> _EXERCISE INPUT_
-=-=-=-=-

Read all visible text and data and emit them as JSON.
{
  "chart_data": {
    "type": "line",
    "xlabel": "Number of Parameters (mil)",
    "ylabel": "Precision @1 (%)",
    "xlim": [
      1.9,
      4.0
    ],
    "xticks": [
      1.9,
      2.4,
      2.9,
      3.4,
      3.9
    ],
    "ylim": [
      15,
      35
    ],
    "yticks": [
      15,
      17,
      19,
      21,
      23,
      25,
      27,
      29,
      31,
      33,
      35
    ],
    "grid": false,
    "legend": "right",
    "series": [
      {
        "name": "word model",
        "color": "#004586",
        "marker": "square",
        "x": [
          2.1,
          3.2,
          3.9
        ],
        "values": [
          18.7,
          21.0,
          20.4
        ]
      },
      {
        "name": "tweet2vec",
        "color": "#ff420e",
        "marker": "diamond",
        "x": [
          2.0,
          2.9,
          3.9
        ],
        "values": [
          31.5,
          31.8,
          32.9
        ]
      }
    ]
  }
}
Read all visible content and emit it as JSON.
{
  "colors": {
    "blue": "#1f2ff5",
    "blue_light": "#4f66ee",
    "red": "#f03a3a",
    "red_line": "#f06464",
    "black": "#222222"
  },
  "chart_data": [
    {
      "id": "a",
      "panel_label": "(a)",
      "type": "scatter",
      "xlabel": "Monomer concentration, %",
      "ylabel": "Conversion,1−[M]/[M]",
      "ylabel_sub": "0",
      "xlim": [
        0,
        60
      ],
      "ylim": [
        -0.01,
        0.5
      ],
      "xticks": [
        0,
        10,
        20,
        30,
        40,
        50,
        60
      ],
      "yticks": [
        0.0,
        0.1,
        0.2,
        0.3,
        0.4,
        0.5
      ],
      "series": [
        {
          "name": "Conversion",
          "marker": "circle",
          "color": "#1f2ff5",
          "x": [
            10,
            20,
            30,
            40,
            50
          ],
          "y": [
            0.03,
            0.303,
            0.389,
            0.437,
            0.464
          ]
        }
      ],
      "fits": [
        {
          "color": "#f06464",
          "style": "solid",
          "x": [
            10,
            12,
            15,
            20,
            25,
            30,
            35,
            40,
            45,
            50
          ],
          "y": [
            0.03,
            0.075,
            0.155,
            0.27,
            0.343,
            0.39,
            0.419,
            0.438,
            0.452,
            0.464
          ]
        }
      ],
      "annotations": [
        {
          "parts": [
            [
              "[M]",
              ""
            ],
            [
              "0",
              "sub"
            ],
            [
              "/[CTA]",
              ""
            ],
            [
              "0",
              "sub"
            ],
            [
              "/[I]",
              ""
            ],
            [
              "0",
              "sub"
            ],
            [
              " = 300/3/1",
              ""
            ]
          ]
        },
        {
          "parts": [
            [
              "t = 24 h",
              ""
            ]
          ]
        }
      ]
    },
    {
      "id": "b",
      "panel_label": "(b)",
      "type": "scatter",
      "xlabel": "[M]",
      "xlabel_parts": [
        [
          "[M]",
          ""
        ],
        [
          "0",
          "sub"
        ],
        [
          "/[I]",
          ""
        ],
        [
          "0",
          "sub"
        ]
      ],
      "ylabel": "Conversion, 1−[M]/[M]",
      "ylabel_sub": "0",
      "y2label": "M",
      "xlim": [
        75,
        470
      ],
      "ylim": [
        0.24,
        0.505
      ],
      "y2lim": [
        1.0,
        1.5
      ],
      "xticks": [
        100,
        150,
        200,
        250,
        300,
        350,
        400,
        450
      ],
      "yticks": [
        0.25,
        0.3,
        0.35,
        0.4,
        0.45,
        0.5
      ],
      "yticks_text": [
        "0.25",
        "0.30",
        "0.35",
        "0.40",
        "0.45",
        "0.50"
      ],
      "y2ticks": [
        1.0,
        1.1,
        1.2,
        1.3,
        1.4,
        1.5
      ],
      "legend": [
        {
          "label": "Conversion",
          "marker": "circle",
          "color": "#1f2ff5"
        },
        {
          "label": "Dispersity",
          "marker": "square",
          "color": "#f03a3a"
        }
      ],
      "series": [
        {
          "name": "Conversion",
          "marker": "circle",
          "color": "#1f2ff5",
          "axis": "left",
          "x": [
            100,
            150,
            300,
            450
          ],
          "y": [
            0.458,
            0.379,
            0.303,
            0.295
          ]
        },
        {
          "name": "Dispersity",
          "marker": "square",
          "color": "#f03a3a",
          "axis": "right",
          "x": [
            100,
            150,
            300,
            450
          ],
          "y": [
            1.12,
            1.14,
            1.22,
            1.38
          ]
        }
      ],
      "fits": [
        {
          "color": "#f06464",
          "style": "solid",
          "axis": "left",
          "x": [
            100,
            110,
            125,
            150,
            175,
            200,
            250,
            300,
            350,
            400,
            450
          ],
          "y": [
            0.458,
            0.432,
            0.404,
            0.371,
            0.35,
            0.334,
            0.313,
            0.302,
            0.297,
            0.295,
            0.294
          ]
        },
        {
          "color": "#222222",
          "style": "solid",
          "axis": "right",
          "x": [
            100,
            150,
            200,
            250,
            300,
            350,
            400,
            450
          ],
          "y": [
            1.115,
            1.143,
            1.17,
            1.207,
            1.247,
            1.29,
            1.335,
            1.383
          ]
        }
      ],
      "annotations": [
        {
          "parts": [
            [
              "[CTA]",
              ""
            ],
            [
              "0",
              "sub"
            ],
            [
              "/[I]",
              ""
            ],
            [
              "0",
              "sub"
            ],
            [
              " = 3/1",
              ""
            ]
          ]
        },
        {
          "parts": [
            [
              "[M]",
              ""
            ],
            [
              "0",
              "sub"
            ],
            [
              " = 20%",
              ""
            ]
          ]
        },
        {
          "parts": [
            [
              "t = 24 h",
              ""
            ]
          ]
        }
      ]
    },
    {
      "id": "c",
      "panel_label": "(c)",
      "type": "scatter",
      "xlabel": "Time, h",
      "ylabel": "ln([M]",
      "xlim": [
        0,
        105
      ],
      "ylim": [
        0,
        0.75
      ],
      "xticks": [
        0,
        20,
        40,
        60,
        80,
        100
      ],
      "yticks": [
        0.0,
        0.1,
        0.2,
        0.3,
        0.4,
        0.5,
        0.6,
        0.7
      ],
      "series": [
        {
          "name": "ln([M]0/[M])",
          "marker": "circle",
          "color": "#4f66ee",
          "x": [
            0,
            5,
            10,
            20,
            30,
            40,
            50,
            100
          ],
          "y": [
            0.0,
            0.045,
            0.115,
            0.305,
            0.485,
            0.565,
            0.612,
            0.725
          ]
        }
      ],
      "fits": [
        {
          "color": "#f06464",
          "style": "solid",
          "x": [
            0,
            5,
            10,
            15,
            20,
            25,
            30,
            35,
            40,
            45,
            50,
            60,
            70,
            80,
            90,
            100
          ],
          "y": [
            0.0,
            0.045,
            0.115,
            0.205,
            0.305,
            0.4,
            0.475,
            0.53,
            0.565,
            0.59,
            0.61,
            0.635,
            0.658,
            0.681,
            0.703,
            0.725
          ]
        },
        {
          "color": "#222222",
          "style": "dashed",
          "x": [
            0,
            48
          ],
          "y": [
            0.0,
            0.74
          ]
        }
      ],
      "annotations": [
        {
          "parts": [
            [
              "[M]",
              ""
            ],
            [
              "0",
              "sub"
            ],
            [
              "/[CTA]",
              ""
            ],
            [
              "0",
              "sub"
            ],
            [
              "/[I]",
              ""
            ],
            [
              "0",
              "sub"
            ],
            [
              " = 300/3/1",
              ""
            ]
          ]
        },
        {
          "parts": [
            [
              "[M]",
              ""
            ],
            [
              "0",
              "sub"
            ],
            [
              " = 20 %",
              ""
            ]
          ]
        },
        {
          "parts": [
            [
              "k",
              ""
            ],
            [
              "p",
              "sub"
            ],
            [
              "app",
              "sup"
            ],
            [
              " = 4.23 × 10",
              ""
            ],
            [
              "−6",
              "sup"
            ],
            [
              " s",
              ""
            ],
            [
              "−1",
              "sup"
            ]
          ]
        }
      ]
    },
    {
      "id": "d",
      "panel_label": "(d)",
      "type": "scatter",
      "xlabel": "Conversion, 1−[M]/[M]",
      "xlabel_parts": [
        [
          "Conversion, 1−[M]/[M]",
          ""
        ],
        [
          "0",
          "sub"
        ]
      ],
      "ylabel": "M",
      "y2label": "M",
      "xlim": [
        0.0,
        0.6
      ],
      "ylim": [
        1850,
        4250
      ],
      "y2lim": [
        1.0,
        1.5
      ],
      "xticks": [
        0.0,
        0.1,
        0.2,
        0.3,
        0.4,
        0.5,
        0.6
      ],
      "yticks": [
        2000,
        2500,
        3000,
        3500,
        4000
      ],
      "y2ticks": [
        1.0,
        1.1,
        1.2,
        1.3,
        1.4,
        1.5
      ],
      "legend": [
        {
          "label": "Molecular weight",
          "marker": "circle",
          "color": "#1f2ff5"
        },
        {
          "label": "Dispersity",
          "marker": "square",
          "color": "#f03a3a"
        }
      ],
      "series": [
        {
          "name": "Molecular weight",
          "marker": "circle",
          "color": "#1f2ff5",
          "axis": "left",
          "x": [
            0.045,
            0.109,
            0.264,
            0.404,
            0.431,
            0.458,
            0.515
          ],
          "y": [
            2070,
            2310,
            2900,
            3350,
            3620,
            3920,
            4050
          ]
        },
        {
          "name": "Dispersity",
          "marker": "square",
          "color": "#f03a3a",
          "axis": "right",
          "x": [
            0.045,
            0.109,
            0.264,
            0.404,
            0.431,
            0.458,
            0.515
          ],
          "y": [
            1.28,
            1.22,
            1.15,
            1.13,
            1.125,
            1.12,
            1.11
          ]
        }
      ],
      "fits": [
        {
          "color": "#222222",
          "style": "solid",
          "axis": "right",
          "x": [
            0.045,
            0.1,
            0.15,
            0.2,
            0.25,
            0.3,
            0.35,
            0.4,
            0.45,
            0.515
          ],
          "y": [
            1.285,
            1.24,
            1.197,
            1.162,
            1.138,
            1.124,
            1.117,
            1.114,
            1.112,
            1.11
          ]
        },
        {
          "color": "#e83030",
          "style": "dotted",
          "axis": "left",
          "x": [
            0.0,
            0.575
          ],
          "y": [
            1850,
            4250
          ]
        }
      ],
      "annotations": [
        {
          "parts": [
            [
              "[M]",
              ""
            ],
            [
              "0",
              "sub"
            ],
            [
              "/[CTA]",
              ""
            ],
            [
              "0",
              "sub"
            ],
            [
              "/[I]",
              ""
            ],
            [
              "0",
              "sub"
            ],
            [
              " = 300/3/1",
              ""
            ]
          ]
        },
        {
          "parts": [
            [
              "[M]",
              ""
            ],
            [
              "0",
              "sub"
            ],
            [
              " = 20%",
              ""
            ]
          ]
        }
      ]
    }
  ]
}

-=-=-=-=-

> _WHAT YOU HAVE TO DO_
List the lines of the records where "Conversion" occurs.

> _TASK OUTPUT_
      "ylabel": "Conversion,1−[M]/[M]",
          "name": "Conversion",
      "ylabel": "Conversion, 1−[M]/[M]",
          "label": "Conversion",
          "name": "Conversion",
      "xlabel": "Conversion, 1−[M]/[M]",
          "Conversion, 1−[M]/[M]",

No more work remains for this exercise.